===== Supplied material =====

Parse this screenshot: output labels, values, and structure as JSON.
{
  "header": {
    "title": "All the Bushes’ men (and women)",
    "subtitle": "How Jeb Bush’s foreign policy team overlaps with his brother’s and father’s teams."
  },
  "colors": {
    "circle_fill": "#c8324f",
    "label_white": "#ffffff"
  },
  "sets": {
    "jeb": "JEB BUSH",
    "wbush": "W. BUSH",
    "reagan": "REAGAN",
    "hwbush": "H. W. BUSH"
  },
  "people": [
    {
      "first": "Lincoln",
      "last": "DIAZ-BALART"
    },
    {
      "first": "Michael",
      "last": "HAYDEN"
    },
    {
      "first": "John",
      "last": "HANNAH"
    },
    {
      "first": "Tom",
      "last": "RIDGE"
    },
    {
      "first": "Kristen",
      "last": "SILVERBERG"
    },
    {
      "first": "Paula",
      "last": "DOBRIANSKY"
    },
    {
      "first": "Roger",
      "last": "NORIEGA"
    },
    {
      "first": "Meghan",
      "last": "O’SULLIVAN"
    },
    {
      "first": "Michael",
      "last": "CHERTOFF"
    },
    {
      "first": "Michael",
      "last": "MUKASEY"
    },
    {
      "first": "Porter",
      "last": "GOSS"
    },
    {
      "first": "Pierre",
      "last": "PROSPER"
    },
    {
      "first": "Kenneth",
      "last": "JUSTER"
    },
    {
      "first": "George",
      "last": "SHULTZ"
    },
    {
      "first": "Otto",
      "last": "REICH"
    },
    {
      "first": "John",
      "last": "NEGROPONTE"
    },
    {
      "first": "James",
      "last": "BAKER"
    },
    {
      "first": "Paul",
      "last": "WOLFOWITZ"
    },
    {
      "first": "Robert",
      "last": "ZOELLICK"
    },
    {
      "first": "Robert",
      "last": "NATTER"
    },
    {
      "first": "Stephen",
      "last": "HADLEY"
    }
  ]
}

=====

_Work instructions_. Extract all the entries word for word.

_Correct output_.
Parse this screenshot: output labels, values, and structure as JSON.
{
  "header": {
    "title": "All the Bushes’ men (and women)",
    "subtitle": "How Jeb Bush’s foreign policy team overlaps with his brother’s and father’s teams."
  },
  "colors": {
    "circle_fill": "#c8324f",
    "label_white": "#ffffff"
  },
  "sets": {
    "jeb": "JEB BUSH",
    "wbush": "W. BUSH",
    "reagan": "REAGAN",
    "hwbush": "H. W. BUSH"
  },
  "people": [
    {
      "first": "Lincoln",
      "last": "DIAZ-BALART"
    },
    {
      "first": "Michael",
      "last": "HAYDEN"
    },
    {
      "first": "John",
      "last": "HANNAH"
    },
    {
      "first": "Tom",
      "last": "RIDGE"
    },
    {
      "first": "Kristen",
      "last": "SILVERBERG"
    },
    {
      "first": "Paula",
      "last": "DOBRIANSKY"
    },
    {
      "first": "Roger",
      "last": "NORIEGA"
    },
    {
      "first": "Meghan",
      "last": "O’SULLIVAN"
    },
    {
      "first": "Michael",
      "last": "CHERTOFF"
    },
    {
      "first": "Michael",
      "last": "MUKASEY"
    },
    {
      "first": "Porter",
      "last": "GOSS"
    },
    {
      "first": "Pierre",
      "last": "PROSPER"
    },
    {
      "first": "Kenneth",
      "last": "JUSTER"
    },
    {
      "first": "George",
      "last": "SHULTZ"
    },
    {
      "first": "Otto",
      "last": "REICH"
    },
    {
      "first": "John",
      "last": "NEGROPONTE"
    },
    {
      "first": "James",
      "last": "BAKER"
    },
    {
      "first": "Paul",
      "last": "WOLFOWITZ"
    },
    {
      "first": "Robert",
      "last": "ZOELLICK"
    },
    {
      "first": "Robert",
      "last": "NATTER"
    },
    {
      "first": "Stephen",
      "last": "HADLEY"
    }
  ]
}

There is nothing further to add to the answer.